[Records excerpted from a collection]
━━━━━━━━

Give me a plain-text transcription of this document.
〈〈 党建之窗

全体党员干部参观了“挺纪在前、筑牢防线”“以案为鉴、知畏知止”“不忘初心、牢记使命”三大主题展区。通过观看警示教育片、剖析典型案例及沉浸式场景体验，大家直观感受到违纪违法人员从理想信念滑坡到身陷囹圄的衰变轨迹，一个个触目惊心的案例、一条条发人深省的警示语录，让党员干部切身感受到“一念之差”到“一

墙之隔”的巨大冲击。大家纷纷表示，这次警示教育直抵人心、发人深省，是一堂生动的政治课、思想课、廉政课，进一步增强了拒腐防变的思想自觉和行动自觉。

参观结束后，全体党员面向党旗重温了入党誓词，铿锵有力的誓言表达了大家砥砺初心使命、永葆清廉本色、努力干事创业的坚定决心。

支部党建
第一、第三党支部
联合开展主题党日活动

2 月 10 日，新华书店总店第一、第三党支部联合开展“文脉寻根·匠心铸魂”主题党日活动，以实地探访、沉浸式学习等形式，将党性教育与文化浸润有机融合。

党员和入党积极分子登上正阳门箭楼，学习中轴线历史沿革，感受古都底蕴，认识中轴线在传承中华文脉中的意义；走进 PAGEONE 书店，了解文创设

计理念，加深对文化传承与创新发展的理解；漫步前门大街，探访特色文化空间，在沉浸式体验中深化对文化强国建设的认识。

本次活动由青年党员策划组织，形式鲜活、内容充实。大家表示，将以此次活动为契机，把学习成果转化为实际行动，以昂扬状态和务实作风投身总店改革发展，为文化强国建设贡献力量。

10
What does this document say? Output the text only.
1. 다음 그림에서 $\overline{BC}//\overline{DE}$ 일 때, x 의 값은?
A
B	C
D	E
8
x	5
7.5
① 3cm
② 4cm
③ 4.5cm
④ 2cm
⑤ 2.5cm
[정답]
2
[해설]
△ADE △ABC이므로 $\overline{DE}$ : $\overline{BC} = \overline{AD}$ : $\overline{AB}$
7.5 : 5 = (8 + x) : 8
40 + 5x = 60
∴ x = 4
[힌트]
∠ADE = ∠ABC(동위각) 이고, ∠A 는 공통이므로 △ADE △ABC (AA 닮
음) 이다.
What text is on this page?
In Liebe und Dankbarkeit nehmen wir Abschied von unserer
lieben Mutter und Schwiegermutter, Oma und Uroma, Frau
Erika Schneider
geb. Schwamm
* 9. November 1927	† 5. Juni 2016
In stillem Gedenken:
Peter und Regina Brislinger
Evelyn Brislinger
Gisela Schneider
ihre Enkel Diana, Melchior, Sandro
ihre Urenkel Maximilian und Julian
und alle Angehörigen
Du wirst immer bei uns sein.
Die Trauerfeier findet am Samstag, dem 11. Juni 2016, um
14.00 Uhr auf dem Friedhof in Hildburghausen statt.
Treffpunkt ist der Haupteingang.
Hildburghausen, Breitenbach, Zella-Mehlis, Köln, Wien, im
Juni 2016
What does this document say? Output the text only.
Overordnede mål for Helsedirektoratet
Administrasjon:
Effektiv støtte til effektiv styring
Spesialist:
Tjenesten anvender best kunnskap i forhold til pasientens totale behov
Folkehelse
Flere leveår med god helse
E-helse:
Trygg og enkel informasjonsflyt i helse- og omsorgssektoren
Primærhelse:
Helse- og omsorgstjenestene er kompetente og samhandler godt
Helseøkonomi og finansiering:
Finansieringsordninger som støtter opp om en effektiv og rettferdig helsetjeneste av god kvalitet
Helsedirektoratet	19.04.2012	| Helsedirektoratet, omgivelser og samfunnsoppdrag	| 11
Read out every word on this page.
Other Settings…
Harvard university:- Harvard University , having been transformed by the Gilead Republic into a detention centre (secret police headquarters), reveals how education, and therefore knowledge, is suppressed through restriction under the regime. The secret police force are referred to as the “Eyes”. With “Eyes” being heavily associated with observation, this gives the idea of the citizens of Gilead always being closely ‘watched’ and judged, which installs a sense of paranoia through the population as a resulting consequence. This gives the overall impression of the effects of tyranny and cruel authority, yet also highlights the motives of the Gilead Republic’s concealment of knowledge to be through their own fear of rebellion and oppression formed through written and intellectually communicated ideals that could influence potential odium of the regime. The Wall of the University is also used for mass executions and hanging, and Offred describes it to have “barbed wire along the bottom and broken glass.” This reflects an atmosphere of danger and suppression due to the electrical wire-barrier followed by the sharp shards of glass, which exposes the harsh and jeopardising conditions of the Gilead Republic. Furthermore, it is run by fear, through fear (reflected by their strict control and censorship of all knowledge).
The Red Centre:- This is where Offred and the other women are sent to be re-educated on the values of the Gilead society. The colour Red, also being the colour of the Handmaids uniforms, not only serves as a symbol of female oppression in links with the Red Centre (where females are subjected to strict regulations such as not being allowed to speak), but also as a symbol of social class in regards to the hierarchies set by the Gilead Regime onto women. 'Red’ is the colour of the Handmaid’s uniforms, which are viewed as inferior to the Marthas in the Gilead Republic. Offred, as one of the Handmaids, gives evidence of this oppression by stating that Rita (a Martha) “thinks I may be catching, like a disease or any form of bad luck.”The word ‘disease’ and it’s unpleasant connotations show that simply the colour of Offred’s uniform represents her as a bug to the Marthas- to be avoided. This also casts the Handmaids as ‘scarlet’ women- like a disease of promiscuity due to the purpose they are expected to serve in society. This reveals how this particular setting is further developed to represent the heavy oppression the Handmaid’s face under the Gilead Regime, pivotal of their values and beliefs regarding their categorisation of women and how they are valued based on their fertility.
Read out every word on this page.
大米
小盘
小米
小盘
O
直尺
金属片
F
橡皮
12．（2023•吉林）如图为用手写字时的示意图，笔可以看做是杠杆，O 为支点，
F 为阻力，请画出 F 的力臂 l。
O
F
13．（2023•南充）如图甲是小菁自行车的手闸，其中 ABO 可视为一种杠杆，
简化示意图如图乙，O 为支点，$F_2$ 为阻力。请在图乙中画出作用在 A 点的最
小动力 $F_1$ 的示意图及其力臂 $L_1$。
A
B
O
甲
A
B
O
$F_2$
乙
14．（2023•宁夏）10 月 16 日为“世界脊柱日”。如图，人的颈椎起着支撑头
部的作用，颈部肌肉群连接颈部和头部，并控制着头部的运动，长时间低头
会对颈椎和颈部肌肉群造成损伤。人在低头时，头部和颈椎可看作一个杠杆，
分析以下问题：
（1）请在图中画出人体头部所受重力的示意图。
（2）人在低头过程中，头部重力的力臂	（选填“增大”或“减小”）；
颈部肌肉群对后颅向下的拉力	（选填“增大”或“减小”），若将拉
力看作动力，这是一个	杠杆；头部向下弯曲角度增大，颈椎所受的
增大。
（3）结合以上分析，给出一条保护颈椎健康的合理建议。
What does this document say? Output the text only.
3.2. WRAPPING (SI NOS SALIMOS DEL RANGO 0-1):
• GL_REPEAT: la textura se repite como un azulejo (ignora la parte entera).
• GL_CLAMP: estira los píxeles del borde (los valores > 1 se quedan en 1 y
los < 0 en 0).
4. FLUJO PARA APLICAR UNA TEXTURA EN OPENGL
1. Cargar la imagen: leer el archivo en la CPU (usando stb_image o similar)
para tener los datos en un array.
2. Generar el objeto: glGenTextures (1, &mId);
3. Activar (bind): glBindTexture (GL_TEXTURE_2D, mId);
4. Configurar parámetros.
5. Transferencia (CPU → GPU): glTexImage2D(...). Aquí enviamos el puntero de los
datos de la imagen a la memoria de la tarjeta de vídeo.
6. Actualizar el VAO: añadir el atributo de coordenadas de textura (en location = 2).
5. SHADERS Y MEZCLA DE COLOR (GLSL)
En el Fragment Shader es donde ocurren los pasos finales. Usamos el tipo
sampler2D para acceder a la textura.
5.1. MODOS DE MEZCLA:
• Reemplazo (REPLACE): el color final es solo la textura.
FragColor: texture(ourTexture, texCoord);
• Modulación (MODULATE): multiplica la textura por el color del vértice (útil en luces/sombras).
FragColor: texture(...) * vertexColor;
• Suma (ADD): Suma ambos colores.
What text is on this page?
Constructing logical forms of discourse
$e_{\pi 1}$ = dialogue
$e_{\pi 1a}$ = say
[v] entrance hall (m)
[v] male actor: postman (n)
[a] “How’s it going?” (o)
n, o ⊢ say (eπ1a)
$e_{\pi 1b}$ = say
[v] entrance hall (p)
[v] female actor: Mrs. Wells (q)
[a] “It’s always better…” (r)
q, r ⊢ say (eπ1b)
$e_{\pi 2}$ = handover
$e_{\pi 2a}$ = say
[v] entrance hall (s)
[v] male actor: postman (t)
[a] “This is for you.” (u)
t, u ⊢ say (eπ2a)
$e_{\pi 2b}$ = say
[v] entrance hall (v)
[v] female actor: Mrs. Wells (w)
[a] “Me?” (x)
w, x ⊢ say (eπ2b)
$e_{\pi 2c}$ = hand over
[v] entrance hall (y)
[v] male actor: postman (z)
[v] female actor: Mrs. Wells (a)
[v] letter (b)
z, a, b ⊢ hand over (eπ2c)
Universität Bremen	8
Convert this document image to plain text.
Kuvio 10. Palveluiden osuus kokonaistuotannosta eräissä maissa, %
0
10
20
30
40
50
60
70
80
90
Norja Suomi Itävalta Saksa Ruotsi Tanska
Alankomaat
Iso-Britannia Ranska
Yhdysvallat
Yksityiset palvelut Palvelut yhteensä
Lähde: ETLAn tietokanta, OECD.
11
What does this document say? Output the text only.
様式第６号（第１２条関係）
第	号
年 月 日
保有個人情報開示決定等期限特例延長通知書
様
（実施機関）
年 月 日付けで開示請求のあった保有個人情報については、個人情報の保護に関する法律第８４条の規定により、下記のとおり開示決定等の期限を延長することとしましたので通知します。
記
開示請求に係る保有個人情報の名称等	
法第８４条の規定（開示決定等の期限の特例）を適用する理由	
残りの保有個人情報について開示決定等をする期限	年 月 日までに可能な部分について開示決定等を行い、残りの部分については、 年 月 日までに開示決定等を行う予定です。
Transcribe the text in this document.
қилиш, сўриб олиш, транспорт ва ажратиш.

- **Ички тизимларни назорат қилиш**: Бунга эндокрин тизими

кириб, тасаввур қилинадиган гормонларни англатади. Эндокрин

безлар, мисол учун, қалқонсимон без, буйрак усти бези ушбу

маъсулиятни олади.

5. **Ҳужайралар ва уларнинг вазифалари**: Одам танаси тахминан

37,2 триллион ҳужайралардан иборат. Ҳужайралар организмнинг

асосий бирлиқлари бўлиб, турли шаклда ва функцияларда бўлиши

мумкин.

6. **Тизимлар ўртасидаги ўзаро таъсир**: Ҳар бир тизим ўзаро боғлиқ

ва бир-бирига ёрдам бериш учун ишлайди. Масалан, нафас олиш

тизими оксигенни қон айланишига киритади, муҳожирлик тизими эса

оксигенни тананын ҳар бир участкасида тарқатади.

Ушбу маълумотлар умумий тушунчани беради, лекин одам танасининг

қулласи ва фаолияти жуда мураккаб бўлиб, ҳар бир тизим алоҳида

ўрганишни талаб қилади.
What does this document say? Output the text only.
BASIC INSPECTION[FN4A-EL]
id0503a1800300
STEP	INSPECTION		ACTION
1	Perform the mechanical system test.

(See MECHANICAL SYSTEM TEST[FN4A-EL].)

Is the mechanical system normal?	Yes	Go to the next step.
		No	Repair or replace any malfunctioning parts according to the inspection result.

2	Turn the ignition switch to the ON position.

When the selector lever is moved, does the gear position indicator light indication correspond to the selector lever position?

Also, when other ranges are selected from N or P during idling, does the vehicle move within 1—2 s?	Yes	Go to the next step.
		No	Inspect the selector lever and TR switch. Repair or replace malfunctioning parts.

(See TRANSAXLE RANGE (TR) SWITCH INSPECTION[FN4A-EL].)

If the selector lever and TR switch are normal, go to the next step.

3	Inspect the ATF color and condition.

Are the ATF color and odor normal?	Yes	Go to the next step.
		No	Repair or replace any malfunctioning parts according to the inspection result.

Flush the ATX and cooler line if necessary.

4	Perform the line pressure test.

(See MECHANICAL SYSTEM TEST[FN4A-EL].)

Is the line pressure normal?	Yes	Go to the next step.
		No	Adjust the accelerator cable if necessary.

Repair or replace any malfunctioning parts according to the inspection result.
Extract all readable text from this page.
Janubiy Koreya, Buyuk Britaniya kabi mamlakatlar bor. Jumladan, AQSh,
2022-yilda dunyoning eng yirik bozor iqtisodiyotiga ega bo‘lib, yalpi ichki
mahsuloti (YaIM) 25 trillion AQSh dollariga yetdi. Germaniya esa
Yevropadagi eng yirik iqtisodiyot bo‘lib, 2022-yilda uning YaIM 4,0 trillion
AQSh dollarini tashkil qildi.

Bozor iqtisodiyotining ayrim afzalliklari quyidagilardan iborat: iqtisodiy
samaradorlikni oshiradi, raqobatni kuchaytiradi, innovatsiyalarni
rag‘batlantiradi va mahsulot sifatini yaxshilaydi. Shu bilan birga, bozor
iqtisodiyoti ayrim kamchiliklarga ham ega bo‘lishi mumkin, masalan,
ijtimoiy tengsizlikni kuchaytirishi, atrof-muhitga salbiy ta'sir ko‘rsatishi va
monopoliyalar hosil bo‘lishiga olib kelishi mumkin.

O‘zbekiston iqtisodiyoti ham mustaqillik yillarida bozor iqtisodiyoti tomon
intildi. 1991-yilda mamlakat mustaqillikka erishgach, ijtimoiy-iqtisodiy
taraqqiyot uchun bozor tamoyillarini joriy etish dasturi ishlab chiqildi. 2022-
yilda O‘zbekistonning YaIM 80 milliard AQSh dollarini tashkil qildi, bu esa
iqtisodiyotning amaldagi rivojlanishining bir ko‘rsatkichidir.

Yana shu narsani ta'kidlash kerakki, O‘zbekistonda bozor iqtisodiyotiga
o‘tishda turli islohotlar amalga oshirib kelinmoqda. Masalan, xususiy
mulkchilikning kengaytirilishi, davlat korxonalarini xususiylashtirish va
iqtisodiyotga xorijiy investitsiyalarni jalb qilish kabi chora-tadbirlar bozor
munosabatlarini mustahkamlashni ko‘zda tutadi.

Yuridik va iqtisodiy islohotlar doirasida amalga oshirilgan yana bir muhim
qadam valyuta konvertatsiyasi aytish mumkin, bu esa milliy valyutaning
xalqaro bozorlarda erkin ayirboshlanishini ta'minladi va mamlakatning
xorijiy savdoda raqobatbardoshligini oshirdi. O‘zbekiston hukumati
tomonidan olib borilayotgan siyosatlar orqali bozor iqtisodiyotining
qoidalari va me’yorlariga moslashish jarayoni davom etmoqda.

━━━━━━━━

DIRECTIVE> Among the lines of the data above, count those holding "қилиш" and state only the number.

RESULT OF THIS EXERCISE> 2